+++ Supplied entries
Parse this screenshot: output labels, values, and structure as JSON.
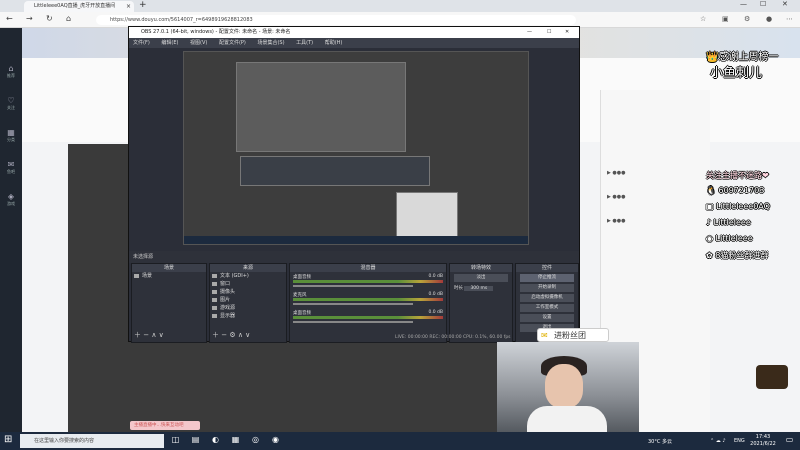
{
  "browser": {
    "tab_title": "Littleleee0AQ直播_虎牙开放直播间",
    "url": "https://www.douyu.com/5614007_r=6498919628812083"
  },
  "left_nav": [
    "推荐",
    "关注",
    "分类",
    "鱼吧",
    "游戏"
  ],
  "obs": {
    "window_title": "OBS 27.0.1 (64-bit, windows) - 配置文件: 未命名 - 场景: 未命名",
    "menu": [
      "文件(F)",
      "编辑(E)",
      "视图(V)",
      "配置文件(P)",
      "场景集合(S)",
      "工具(T)",
      "帮助(H)"
    ],
    "scene_label": "未选择源",
    "docks": {
      "scenes": "场景",
      "sources": "来源",
      "mixer": "混音器",
      "transitions": "转场特效",
      "controls": "控件"
    },
    "scenes_list": [
      "场景"
    ],
    "sources_list": [
      "文本 (GDI+)",
      "窗口",
      "摄像头",
      "图片",
      "游戏源",
      "显示器"
    ],
    "mixer": [
      {
        "name": "桌面音频",
        "value": "0.0 dB"
      },
      {
        "name": "麦克风",
        "value": "0.0 dB"
      },
      {
        "name": "桌面音频",
        "value": "0.0 dB"
      }
    ],
    "transition_type": "淡出",
    "transition_duration_label": "时长",
    "transition_duration": "300 ms",
    "control_buttons": [
      "停止推流",
      "开始录制",
      "启动虚拟摄像机",
      "工作室模式",
      "设置",
      "退出"
    ],
    "status": "LIVE: 00:00:00  REC: 00:00:00  CPU: 0.1%, 60.00 fps"
  },
  "overlay": {
    "thanks": "👑感谢上周榜一",
    "fan_name": "小鱼刺儿",
    "follow": "关注主播不迷路❤",
    "qq": "609721703",
    "bili": "Littleleee0AQ",
    "douyin": "Littleleee",
    "weibo": "Littleleee",
    "fans_group": "8猫粉丝群进群"
  },
  "fans_tag": "进粉丝团",
  "chat_hint": "主播直播中…快来互动吧",
  "taskbar": {
    "search_placeholder": "在这里输入你要搜索的内容",
    "weather": "30°C 多云",
    "lang": "ENG",
    "time": "17:43",
    "date": "2021/6/22"
  },
  "colors": {
    "obs_bg": "#2b2e38",
    "taskbar": "#1c2a3e",
    "overlay_text": "#ffffff"
  }
}
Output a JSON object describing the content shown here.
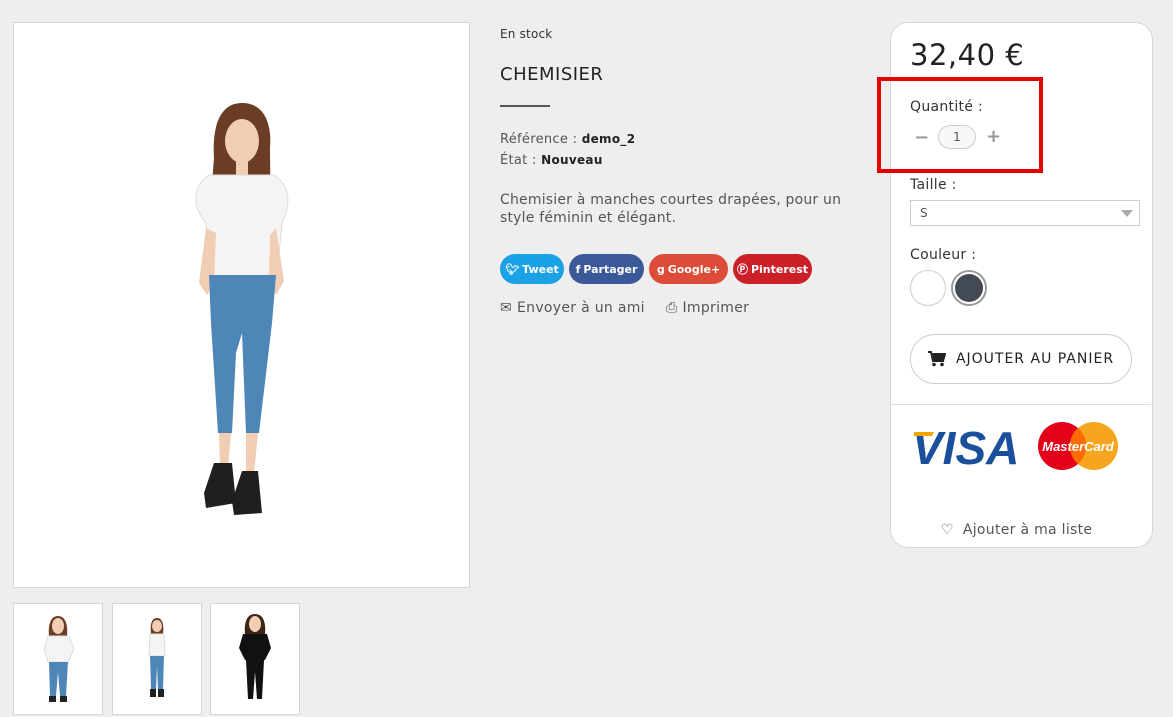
{
  "product": {
    "stock_status": "En stock",
    "title": "CHEMISIER",
    "reference_label": "Référence :",
    "reference_value": "demo_2",
    "condition_label": "État :",
    "condition_value": "Nouveau",
    "description": "Chemisier à manches courtes drapées, pour un style féminin et élégant."
  },
  "social": {
    "tweet": "Tweet",
    "facebook": "Partager",
    "google": "Google+",
    "pinterest": "Pinterest"
  },
  "links": {
    "send_friend": "Envoyer à un ami",
    "print": "Imprimer"
  },
  "buy_box": {
    "price": "32,40 €",
    "quantity_label": "Quantité :",
    "quantity_value": "1",
    "size_label": "Taille :",
    "size_selected": "S",
    "color_label": "Couleur :",
    "colors": [
      "#ffffff",
      "#434a54"
    ],
    "add_to_cart": "AJOUTER AU PANIER",
    "wishlist": "Ajouter à ma liste",
    "payment_logos": [
      "VISA",
      "MasterCard"
    ]
  },
  "colors": {
    "twitter": "#1aa1e6",
    "facebook": "#3b5998",
    "google": "#dd4b39",
    "pinterest": "#cb2027",
    "highlight": "#e60000"
  }
}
++++++
**Written task**
From the listing above, copy every line that includes the word "pinterest".

**Task output**
    "pinterest": "Pinterest"
    "pinterest": "#cb2027",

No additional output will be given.